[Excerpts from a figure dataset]
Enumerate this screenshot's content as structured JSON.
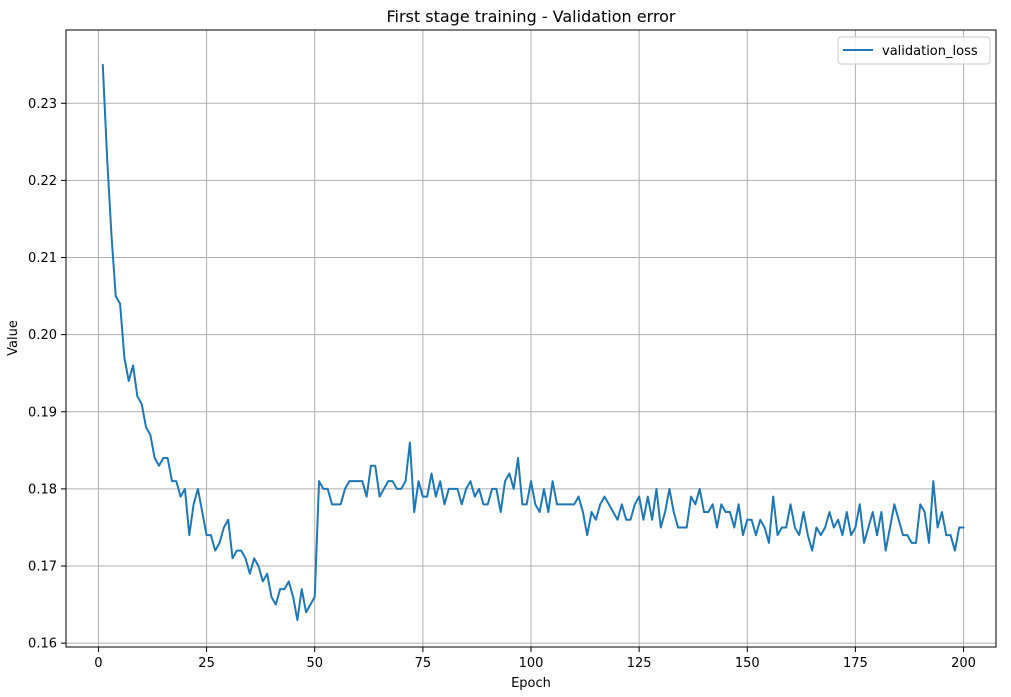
{
  "chart_data": {
    "type": "line",
    "title": "First stage training - Validation error",
    "xlabel": "Epoch",
    "ylabel": "Value",
    "xlim": [
      -7.5,
      207.5
    ],
    "ylim": [
      0.1595,
      0.2395
    ],
    "xticks": [
      0,
      25,
      50,
      75,
      100,
      125,
      150,
      175,
      200
    ],
    "yticks": [
      0.16,
      0.17,
      0.18,
      0.19,
      0.2,
      0.21,
      0.22,
      0.23
    ],
    "ytick_labels": [
      "0.16",
      "0.17",
      "0.18",
      "0.19",
      "0.20",
      "0.21",
      "0.22",
      "0.23"
    ],
    "grid": true,
    "legend": {
      "position": "top-right",
      "entries": [
        "validation_loss"
      ]
    },
    "colors": {
      "series": "#1f77b4",
      "grid": "#b0b0b0"
    },
    "series": [
      {
        "name": "validation_loss",
        "x_start": 1,
        "values": [
          0.235,
          0.223,
          0.213,
          0.205,
          0.204,
          0.197,
          0.194,
          0.196,
          0.192,
          0.191,
          0.188,
          0.187,
          0.184,
          0.183,
          0.184,
          0.184,
          0.181,
          0.181,
          0.179,
          0.18,
          0.174,
          0.178,
          0.18,
          0.177,
          0.174,
          0.174,
          0.172,
          0.173,
          0.175,
          0.176,
          0.171,
          0.172,
          0.172,
          0.171,
          0.169,
          0.171,
          0.17,
          0.168,
          0.169,
          0.166,
          0.165,
          0.167,
          0.167,
          0.168,
          0.166,
          0.163,
          0.167,
          0.164,
          0.165,
          0.166,
          0.181,
          0.18,
          0.18,
          0.178,
          0.178,
          0.178,
          0.18,
          0.181,
          0.181,
          0.181,
          0.181,
          0.179,
          0.183,
          0.183,
          0.179,
          0.18,
          0.181,
          0.181,
          0.18,
          0.18,
          0.181,
          0.186,
          0.177,
          0.181,
          0.179,
          0.179,
          0.182,
          0.179,
          0.181,
          0.178,
          0.18,
          0.18,
          0.18,
          0.178,
          0.18,
          0.181,
          0.179,
          0.18,
          0.178,
          0.178,
          0.18,
          0.18,
          0.177,
          0.181,
          0.182,
          0.18,
          0.184,
          0.178,
          0.178,
          0.181,
          0.178,
          0.177,
          0.18,
          0.177,
          0.181,
          0.178,
          0.178,
          0.178,
          0.178,
          0.178,
          0.179,
          0.177,
          0.174,
          0.177,
          0.176,
          0.178,
          0.179,
          0.178,
          0.177,
          0.176,
          0.178,
          0.176,
          0.176,
          0.178,
          0.179,
          0.176,
          0.179,
          0.176,
          0.18,
          0.175,
          0.177,
          0.18,
          0.177,
          0.175,
          0.175,
          0.175,
          0.179,
          0.178,
          0.18,
          0.177,
          0.177,
          0.178,
          0.175,
          0.178,
          0.177,
          0.177,
          0.175,
          0.178,
          0.174,
          0.176,
          0.176,
          0.174,
          0.176,
          0.175,
          0.173,
          0.179,
          0.174,
          0.175,
          0.175,
          0.178,
          0.175,
          0.174,
          0.177,
          0.174,
          0.172,
          0.175,
          0.174,
          0.175,
          0.177,
          0.175,
          0.176,
          0.174,
          0.177,
          0.174,
          0.175,
          0.178,
          0.173,
          0.175,
          0.177,
          0.174,
          0.177,
          0.172,
          0.175,
          0.178,
          0.176,
          0.174,
          0.174,
          0.173,
          0.173,
          0.178,
          0.177,
          0.173,
          0.181,
          0.175,
          0.177,
          0.174,
          0.174,
          0.172,
          0.175,
          0.175
        ]
      }
    ]
  }
}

◆ **INSTRUCTION**: Quote each entry above verbatim and drop the pictures.

◆ **TASK ANSWER**:
Enumerate this screenshot's content as structured JSON.
{
  "chart_data": {
    "type": "line",
    "title": "First stage training - Validation error",
    "xlabel": "Epoch",
    "ylabel": "Value",
    "xlim": [
      -7.5,
      207.5
    ],
    "ylim": [
      0.1595,
      0.2395
    ],
    "xticks": [
      0,
      25,
      50,
      75,
      100,
      125,
      150,
      175,
      200
    ],
    "yticks": [
      0.16,
      0.17,
      0.18,
      0.19,
      0.2,
      0.21,
      0.22,
      0.23
    ],
    "ytick_labels": [
      "0.16",
      "0.17",
      "0.18",
      "0.19",
      "0.20",
      "0.21",
      "0.22",
      "0.23"
    ],
    "grid": true,
    "legend": {
      "position": "top-right",
      "entries": [
        "validation_loss"
      ]
    },
    "colors": {
      "series": "#1f77b4",
      "grid": "#b0b0b0"
    },
    "series": [
      {
        "name": "validation_loss",
        "x_start": 1,
        "values": [
          0.235,
          0.223,
          0.213,
          0.205,
          0.204,
          0.197,
          0.194,
          0.196,
          0.192,
          0.191,
          0.188,
          0.187,
          0.184,
          0.183,
          0.184,
          0.184,
          0.181,
          0.181,
          0.179,
          0.18,
          0.174,
          0.178,
          0.18,
          0.177,
          0.174,
          0.174,
          0.172,
          0.173,
          0.175,
          0.176,
          0.171,
          0.172,
          0.172,
          0.171,
          0.169,
          0.171,
          0.17,
          0.168,
          0.169,
          0.166,
          0.165,
          0.167,
          0.167,
          0.168,
          0.166,
          0.163,
          0.167,
          0.164,
          0.165,
          0.166,
          0.181,
          0.18,
          0.18,
          0.178,
          0.178,
          0.178,
          0.18,
          0.181,
          0.181,
          0.181,
          0.181,
          0.179,
          0.183,
          0.183,
          0.179,
          0.18,
          0.181,
          0.181,
          0.18,
          0.18,
          0.181,
          0.186,
          0.177,
          0.181,
          0.179,
          0.179,
          0.182,
          0.179,
          0.181,
          0.178,
          0.18,
          0.18,
          0.18,
          0.178,
          0.18,
          0.181,
          0.179,
          0.18,
          0.178,
          0.178,
          0.18,
          0.18,
          0.177,
          0.181,
          0.182,
          0.18,
          0.184,
          0.178,
          0.178,
          0.181,
          0.178,
          0.177,
          0.18,
          0.177,
          0.181,
          0.178,
          0.178,
          0.178,
          0.178,
          0.178,
          0.179,
          0.177,
          0.174,
          0.177,
          0.176,
          0.178,
          0.179,
          0.178,
          0.177,
          0.176,
          0.178,
          0.176,
          0.176,
          0.178,
          0.179,
          0.176,
          0.179,
          0.176,
          0.18,
          0.175,
          0.177,
          0.18,
          0.177,
          0.175,
          0.175,
          0.175,
          0.179,
          0.178,
          0.18,
          0.177,
          0.177,
          0.178,
          0.175,
          0.178,
          0.177,
          0.177,
          0.175,
          0.178,
          0.174,
          0.176,
          0.176,
          0.174,
          0.176,
          0.175,
          0.173,
          0.179,
          0.174,
          0.175,
          0.175,
          0.178,
          0.175,
          0.174,
          0.177,
          0.174,
          0.172,
          0.175,
          0.174,
          0.175,
          0.177,
          0.175,
          0.176,
          0.174,
          0.177,
          0.174,
          0.175,
          0.178,
          0.173,
          0.175,
          0.177,
          0.174,
          0.177,
          0.172,
          0.175,
          0.178,
          0.176,
          0.174,
          0.174,
          0.173,
          0.173,
          0.178,
          0.177,
          0.173,
          0.181,
          0.175,
          0.177,
          0.174,
          0.174,
          0.172,
          0.175,
          0.175
        ]
      }
    ]
  }
}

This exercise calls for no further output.